# Provided records start
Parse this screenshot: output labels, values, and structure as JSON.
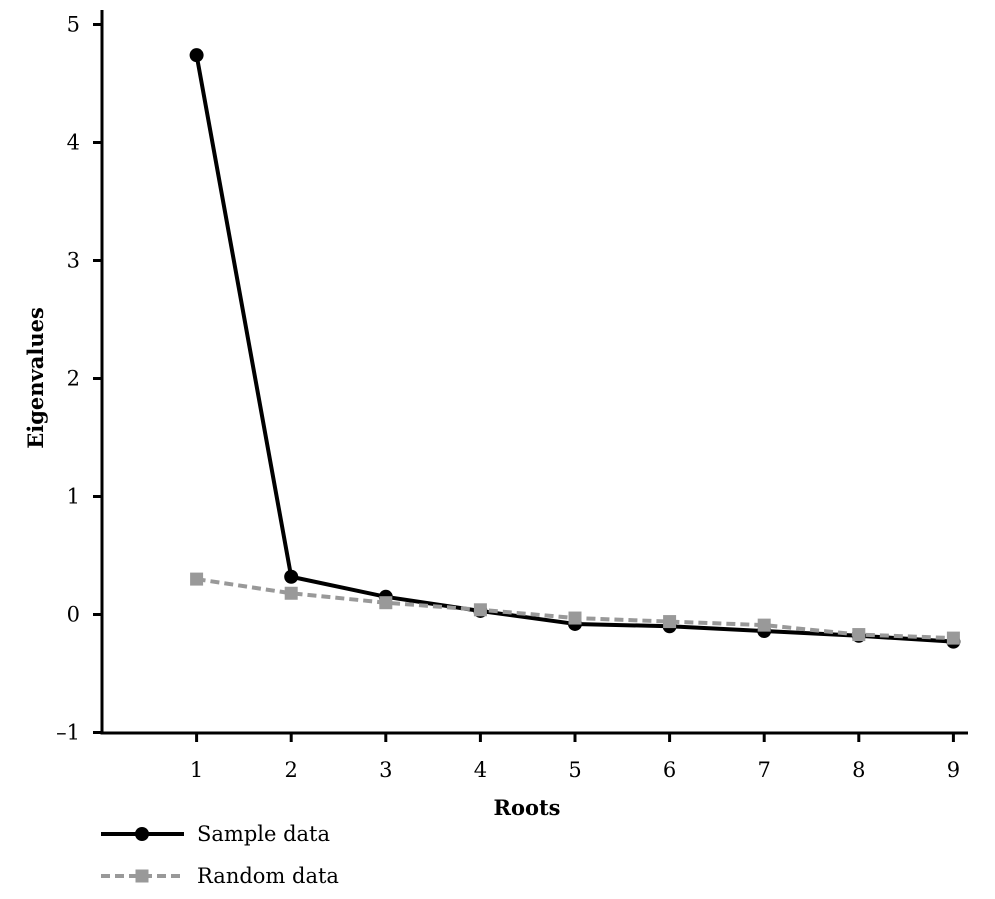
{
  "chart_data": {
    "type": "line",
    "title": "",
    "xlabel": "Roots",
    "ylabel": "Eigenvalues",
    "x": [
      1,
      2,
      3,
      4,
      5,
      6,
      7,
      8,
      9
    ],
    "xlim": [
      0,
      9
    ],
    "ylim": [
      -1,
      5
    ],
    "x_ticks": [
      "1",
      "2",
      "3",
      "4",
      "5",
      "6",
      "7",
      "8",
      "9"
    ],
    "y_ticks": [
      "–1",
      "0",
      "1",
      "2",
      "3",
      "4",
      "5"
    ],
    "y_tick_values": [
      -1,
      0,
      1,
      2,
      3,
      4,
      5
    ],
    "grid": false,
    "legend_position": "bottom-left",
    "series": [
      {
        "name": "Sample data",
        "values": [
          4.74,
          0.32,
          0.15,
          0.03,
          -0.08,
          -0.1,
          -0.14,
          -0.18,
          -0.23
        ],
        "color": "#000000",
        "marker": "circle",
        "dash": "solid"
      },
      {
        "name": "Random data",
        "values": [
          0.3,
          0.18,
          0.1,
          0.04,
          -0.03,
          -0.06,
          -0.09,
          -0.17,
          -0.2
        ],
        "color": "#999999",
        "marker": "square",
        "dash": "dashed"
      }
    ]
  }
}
# Provided records end
# Provided records start
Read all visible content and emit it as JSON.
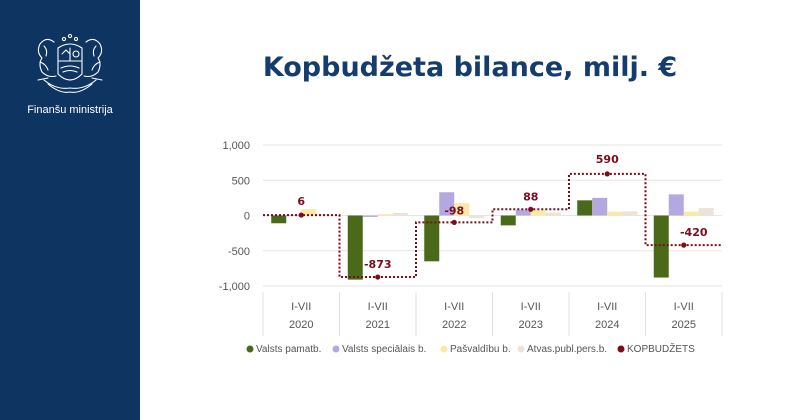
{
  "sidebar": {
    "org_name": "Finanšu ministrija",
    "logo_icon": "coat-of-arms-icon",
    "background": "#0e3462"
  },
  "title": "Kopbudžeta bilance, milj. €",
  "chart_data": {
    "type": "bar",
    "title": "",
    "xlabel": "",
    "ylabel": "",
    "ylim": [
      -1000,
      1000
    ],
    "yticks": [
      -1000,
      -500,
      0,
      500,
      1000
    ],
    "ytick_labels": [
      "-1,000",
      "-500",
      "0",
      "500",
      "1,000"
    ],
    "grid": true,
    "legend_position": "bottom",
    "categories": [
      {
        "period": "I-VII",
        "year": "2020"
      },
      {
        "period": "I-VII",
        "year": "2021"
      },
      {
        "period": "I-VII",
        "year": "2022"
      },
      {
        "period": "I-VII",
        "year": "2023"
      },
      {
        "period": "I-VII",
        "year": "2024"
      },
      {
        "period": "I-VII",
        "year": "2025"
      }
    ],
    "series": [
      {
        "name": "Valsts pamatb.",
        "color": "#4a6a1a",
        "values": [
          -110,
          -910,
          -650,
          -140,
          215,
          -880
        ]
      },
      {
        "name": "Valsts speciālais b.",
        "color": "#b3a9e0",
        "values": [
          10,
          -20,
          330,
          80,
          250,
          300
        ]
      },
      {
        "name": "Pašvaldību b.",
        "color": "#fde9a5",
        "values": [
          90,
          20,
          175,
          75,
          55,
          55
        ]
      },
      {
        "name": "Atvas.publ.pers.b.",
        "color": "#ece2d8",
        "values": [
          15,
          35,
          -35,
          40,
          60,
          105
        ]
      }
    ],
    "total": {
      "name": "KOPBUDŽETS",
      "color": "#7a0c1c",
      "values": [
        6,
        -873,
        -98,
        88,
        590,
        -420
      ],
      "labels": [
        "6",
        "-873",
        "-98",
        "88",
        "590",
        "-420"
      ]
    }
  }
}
# Provided records end
# Provided records start
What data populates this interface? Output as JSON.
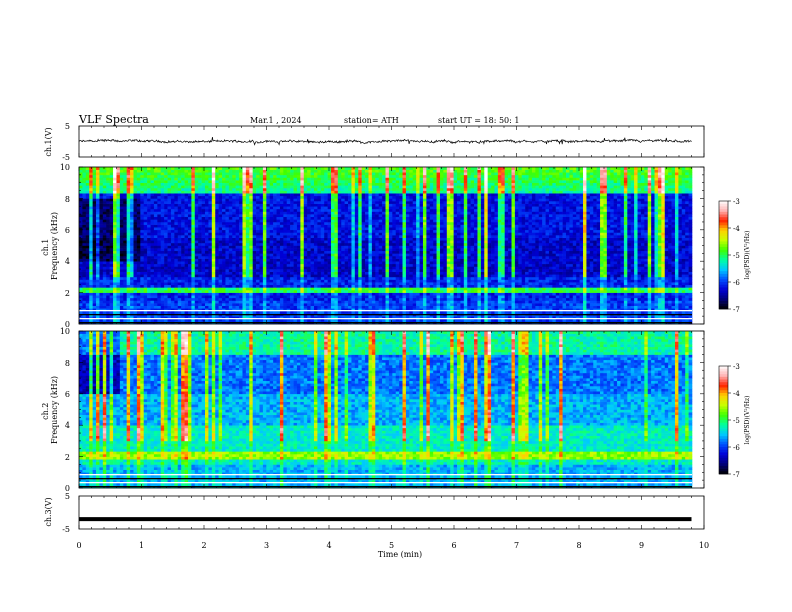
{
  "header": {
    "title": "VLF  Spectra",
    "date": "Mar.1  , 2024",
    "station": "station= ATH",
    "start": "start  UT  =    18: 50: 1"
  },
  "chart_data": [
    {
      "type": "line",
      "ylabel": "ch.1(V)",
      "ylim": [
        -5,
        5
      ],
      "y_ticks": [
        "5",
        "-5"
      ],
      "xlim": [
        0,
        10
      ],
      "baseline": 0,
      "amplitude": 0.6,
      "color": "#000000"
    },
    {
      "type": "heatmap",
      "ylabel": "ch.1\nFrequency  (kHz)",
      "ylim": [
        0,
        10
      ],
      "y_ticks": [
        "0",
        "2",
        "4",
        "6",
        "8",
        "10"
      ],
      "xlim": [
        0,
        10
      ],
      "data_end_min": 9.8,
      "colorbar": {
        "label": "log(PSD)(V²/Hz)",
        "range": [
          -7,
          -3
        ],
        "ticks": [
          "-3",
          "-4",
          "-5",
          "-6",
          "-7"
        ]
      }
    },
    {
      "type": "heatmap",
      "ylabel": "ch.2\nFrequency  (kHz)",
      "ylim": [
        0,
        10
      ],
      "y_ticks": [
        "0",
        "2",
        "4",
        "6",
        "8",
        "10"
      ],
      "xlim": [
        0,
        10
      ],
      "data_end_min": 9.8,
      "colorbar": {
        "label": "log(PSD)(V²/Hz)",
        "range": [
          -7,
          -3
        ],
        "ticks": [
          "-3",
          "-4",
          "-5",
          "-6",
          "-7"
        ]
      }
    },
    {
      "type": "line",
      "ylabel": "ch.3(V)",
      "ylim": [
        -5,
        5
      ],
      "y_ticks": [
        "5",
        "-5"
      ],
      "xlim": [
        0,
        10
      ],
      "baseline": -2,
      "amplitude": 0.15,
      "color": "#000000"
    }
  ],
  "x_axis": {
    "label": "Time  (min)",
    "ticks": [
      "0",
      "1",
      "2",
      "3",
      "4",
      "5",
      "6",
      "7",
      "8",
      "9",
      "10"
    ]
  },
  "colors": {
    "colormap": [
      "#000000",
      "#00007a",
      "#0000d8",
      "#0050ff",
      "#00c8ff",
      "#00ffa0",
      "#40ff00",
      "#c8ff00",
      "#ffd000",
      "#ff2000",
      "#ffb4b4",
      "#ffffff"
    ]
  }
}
# Provided records end
Problem details >>
Locate the word "year" in the data above. Copy every line carrying it.

Task response >>
        "year": "2020"
        "year": "2021"
        "year": "2022"
        "year": "2023"
        "year": "2024"
        "year": "2025"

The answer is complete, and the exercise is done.